#### [Record list]
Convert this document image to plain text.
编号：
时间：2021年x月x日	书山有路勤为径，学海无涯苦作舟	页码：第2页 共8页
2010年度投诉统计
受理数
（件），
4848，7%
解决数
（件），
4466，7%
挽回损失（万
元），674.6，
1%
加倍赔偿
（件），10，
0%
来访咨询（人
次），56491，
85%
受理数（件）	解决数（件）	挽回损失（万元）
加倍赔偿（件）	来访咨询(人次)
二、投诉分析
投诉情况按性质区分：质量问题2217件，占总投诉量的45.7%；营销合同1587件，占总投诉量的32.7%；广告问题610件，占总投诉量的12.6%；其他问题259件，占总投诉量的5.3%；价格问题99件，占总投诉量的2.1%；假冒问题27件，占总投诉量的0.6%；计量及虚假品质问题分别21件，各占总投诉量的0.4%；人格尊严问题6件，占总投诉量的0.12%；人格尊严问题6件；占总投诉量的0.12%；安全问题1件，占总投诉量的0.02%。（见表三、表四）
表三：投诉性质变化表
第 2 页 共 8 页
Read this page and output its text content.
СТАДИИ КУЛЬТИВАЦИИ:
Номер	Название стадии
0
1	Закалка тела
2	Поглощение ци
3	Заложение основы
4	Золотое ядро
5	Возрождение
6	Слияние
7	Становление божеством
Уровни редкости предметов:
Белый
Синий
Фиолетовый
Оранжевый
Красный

#### [Exercise goal]
Reproduce each record exactly, leaving nothing out.

#### [Right answer]
Convert this document image to plain text.
编号：
时间：2021年x月x日	书山有路勤为径，学海无涯苦作舟	页码：第2页 共8页
2010年度投诉统计
受理数
（件），
4848，7%
解决数
（件），
4466，7%
挽回损失（万
元），674.6，
1%
加倍赔偿
（件），10，
0%
来访咨询（人
次），56491，
85%
受理数（件）	解决数（件）	挽回损失（万元）
加倍赔偿（件）	来访咨询(人次)
二、投诉分析
投诉情况按性质区分：质量问题2217件，占总投诉量的45.7%；营销合同1587件，占总投诉量的32.7%；广告问题610件，占总投诉量的12.6%；其他问题259件，占总投诉量的5.3%；价格问题99件，占总投诉量的2.1%；假冒问题27件，占总投诉量的0.6%；计量及虚假品质问题分别21件，各占总投诉量的0.4%；人格尊严问题6件，占总投诉量的0.12%；人格尊严问题6件；占总投诉量的0.12%；安全问题1件，占总投诉量的0.02%。（见表三、表四）
表三：投诉性质变化表
第 2 页 共 8 页
Read this page and output its text content.
СТАДИИ КУЛЬТИВАЦИИ:
Номер	Название стадии
0
1	Закалка тела
2	Поглощение ци
3	Заложение основы
4	Золотое ядро
5	Возрождение
6	Слияние
7	Становление божеством
Уровни редкости предметов:
Белый
Синий
Фиолетовый
Оранжевый
Красный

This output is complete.